## DATA IN THIS EXERCISE:
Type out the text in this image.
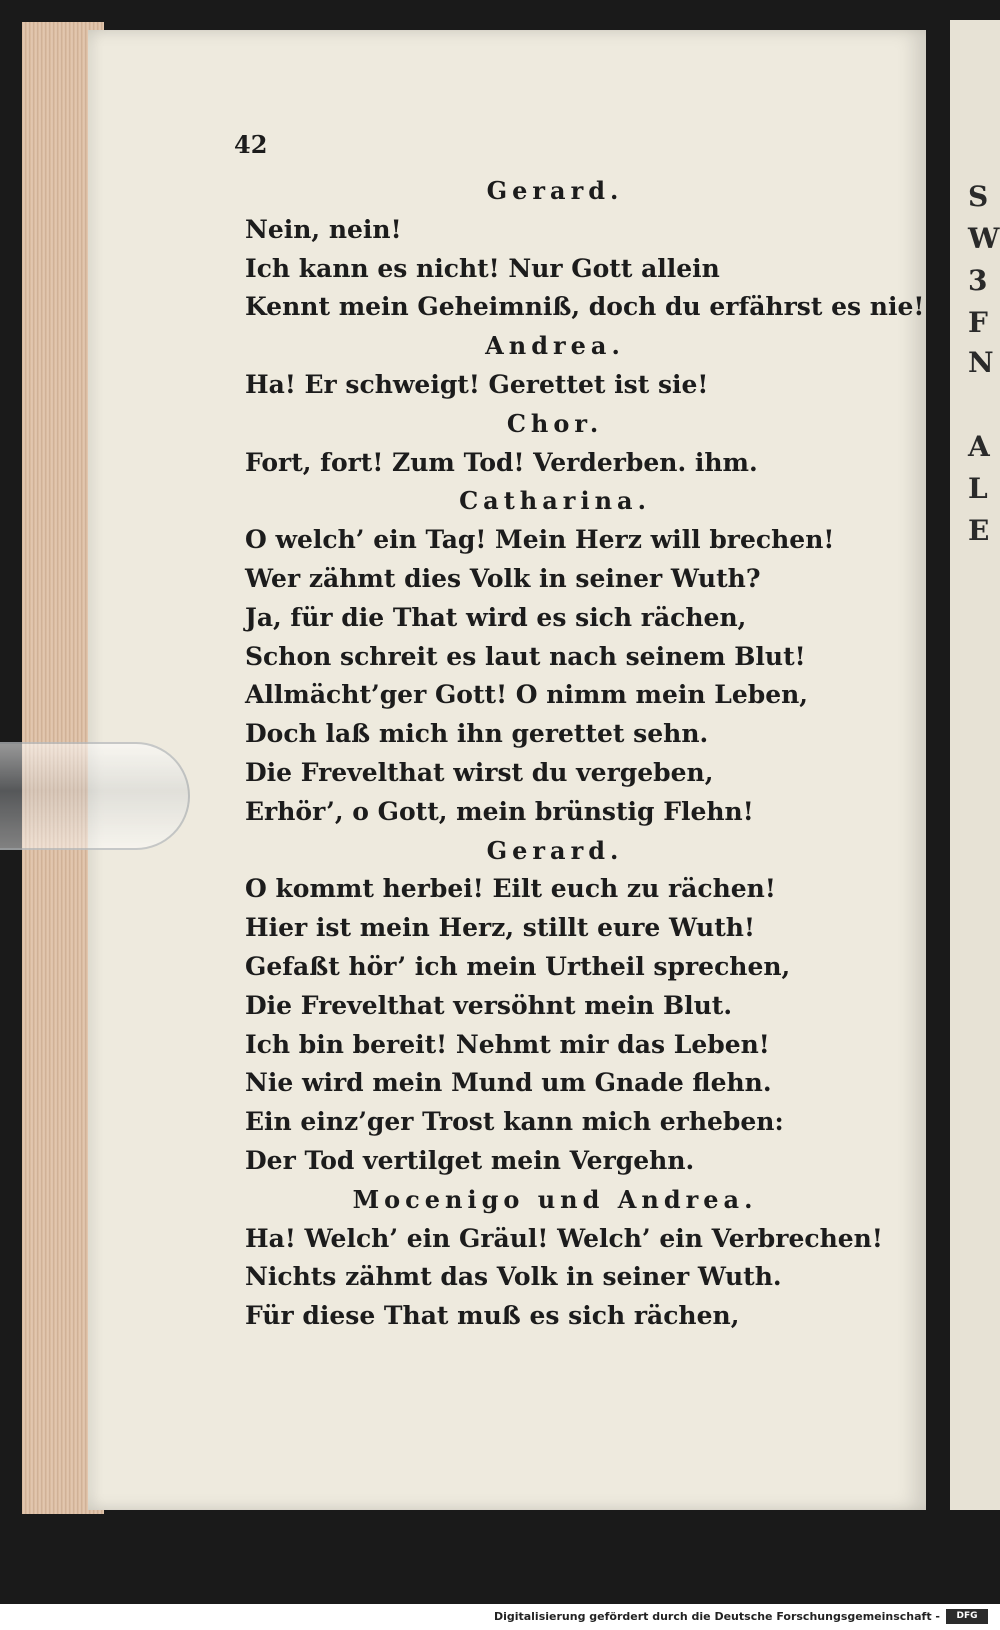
S
W
3
F
N
A
L
E
42
Gerard.
Nein, nein!
Ich kann es nicht! Nur Gott allein
Kennt mein Geheimniß, doch du erfährst es nie!
Andrea.
Ha! Er schweigt! Gerettet ist sie!
Chor.
Fort, fort! Zum Tod! Verderben. ihm.
Catharina.
O welch’ ein Tag! Mein Herz will brechen!
Wer zähmt dies Volk in seiner Wuth?
Ja, für die That wird es sich rächen,
Schon schreit es laut nach seinem Blut!
Allmächt’ger Gott! O nimm mein Leben,
Doch laß mich ihn gerettet sehn.
Die Frevelthat wirst du vergeben,
Erhör’, o Gott, mein brünstig Flehn!
Gerard.
O kommt herbei! Eilt euch zu rächen!
Hier ist mein Herz, stillt eure Wuth!
Gefaßt hör’ ich mein Urtheil sprechen,
Die Frevelthat versöhnt mein Blut.
Ich bin bereit! Nehmt mir das Leben!
Nie wird mein Mund um Gnade flehn.
Ein einz’ger Trost kann mich erheben:
Der Tod vertilget mein Vergehn.
Mocenigo und Andrea.
Ha! Welch’ ein Gräul! Welch’ ein Verbrechen!
Nichts zähmt das Volk in seiner Wuth.
Für diese That muß es sich rächen,
Digitalisierung gefördert durch die Deutsche Forschungsgemeinschaft -	DFG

## TASK OBJECTIVE:
Report only how many lines in the listing contain the string "Leben".

## REPLY TO THE EXERCISE:
2